▶ [Exercise aim] Are you able to retype all the records below exactly?
=== Data rows ===
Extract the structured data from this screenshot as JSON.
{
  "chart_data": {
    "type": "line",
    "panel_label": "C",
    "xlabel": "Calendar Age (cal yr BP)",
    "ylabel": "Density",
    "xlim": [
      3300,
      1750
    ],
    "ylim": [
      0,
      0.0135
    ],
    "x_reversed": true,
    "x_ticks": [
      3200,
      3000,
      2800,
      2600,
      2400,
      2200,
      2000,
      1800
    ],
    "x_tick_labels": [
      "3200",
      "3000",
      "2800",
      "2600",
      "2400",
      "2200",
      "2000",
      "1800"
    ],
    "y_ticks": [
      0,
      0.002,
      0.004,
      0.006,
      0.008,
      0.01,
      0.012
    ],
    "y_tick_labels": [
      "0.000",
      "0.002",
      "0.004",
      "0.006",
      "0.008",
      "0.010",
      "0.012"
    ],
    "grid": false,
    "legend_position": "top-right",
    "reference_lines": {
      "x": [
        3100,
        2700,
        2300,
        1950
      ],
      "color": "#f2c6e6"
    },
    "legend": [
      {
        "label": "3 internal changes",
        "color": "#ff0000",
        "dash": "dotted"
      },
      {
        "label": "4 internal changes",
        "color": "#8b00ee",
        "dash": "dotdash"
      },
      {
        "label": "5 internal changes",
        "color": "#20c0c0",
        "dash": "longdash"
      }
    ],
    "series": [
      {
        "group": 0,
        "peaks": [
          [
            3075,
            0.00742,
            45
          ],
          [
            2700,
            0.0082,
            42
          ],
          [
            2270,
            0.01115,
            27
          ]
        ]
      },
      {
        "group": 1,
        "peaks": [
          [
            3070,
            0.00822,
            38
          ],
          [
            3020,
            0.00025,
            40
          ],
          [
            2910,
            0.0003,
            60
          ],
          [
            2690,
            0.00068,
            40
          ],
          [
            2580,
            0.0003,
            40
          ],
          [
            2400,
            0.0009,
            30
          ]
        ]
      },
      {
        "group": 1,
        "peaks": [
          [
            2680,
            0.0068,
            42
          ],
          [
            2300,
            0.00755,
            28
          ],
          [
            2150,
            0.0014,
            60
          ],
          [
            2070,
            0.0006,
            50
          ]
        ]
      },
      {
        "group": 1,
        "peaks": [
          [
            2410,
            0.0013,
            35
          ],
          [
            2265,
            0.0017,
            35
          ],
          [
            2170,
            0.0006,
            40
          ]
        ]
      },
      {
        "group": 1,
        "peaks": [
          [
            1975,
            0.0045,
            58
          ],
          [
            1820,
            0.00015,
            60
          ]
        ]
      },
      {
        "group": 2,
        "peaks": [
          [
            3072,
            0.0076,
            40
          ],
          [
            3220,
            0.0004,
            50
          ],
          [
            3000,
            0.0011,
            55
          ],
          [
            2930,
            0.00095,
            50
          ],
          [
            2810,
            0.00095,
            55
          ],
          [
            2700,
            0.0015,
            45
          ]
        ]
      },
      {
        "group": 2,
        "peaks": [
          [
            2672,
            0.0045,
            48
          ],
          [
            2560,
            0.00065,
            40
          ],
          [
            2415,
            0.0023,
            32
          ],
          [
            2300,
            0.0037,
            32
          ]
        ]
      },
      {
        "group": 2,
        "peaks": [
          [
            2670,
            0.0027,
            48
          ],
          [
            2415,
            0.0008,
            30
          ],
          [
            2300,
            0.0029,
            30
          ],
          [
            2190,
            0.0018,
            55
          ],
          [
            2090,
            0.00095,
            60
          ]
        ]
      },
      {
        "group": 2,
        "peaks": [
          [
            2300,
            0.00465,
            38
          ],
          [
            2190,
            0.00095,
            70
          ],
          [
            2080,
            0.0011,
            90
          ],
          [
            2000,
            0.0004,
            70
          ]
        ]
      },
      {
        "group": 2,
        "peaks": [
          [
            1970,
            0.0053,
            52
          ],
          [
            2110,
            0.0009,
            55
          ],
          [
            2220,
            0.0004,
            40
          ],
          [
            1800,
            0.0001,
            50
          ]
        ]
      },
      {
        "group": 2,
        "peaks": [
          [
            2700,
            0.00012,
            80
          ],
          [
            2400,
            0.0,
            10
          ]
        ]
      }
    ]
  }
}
===
▶ [Output]
Extract the structured data from this screenshot as JSON.
{
  "chart_data": {
    "type": "line",
    "panel_label": "C",
    "xlabel": "Calendar Age (cal yr BP)",
    "ylabel": "Density",
    "xlim": [
      3300,
      1750
    ],
    "ylim": [
      0,
      0.0135
    ],
    "x_reversed": true,
    "x_ticks": [
      3200,
      3000,
      2800,
      2600,
      2400,
      2200,
      2000,
      1800
    ],
    "x_tick_labels": [
      "3200",
      "3000",
      "2800",
      "2600",
      "2400",
      "2200",
      "2000",
      "1800"
    ],
    "y_ticks": [
      0,
      0.002,
      0.004,
      0.006,
      0.008,
      0.01,
      0.012
    ],
    "y_tick_labels": [
      "0.000",
      "0.002",
      "0.004",
      "0.006",
      "0.008",
      "0.010",
      "0.012"
    ],
    "grid": false,
    "legend_position": "top-right",
    "reference_lines": {
      "x": [
        3100,
        2700,
        2300,
        1950
      ],
      "color": "#f2c6e6"
    },
    "legend": [
      {
        "label": "3 internal changes",
        "color": "#ff0000",
        "dash": "dotted"
      },
      {
        "label": "4 internal changes",
        "color": "#8b00ee",
        "dash": "dotdash"
      },
      {
        "label": "5 internal changes",
        "color": "#20c0c0",
        "dash": "longdash"
      }
    ],
    "series": [
      {
        "group": 0,
        "peaks": [
          [
            3075,
            0.00742,
            45
          ],
          [
            2700,
            0.0082,
            42
          ],
          [
            2270,
            0.01115,
            27
          ]
        ]
      },
      {
        "group": 1,
        "peaks": [
          [
            3070,
            0.00822,
            38
          ],
          [
            3020,
            0.00025,
            40
          ],
          [
            2910,
            0.0003,
            60
          ],
          [
            2690,
            0.00068,
            40
          ],
          [
            2580,
            0.0003,
            40
          ],
          [
            2400,
            0.0009,
            30
          ]
        ]
      },
      {
        "group": 1,
        "peaks": [
          [
            2680,
            0.0068,
            42
          ],
          [
            2300,
            0.00755,
            28
          ],
          [
            2150,
            0.0014,
            60
          ],
          [
            2070,
            0.0006,
            50
          ]
        ]
      },
      {
        "group": 1,
        "peaks": [
          [
            2410,
            0.0013,
            35
          ],
          [
            2265,
            0.0017,
            35
          ],
          [
            2170,
            0.0006,
            40
          ]
        ]
      },
      {
        "group": 1,
        "peaks": [
          [
            1975,
            0.0045,
            58
          ],
          [
            1820,
            0.00015,
            60
          ]
        ]
      },
      {
        "group": 2,
        "peaks": [
          [
            3072,
            0.0076,
            40
          ],
          [
            3220,
            0.0004,
            50
          ],
          [
            3000,
            0.0011,
            55
          ],
          [
            2930,
            0.00095,
            50
          ],
          [
            2810,
            0.00095,
            55
          ],
          [
            2700,
            0.0015,
            45
          ]
        ]
      },
      {
        "group": 2,
        "peaks": [
          [
            2672,
            0.0045,
            48
          ],
          [
            2560,
            0.00065,
            40
          ],
          [
            2415,
            0.0023,
            32
          ],
          [
            2300,
            0.0037,
            32
          ]
        ]
      },
      {
        "group": 2,
        "peaks": [
          [
            2670,
            0.0027,
            48
          ],
          [
            2415,
            0.0008,
            30
          ],
          [
            2300,
            0.0029,
            30
          ],
          [
            2190,
            0.0018,
            55
          ],
          [
            2090,
            0.00095,
            60
          ]
        ]
      },
      {
        "group": 2,
        "peaks": [
          [
            2300,
            0.00465,
            38
          ],
          [
            2190,
            0.00095,
            70
          ],
          [
            2080,
            0.0011,
            90
          ],
          [
            2000,
            0.0004,
            70
          ]
        ]
      },
      {
        "group": 2,
        "peaks": [
          [
            1970,
            0.0053,
            52
          ],
          [
            2110,
            0.0009,
            55
          ],
          [
            2220,
            0.0004,
            40
          ],
          [
            1800,
            0.0001,
            50
          ]
        ]
      },
      {
        "group": 2,
        "peaks": [
          [
            2700,
            0.00012,
            80
          ],
          [
            2400,
            0.0,
            10
          ]
        ]
      }
    ]
  }
}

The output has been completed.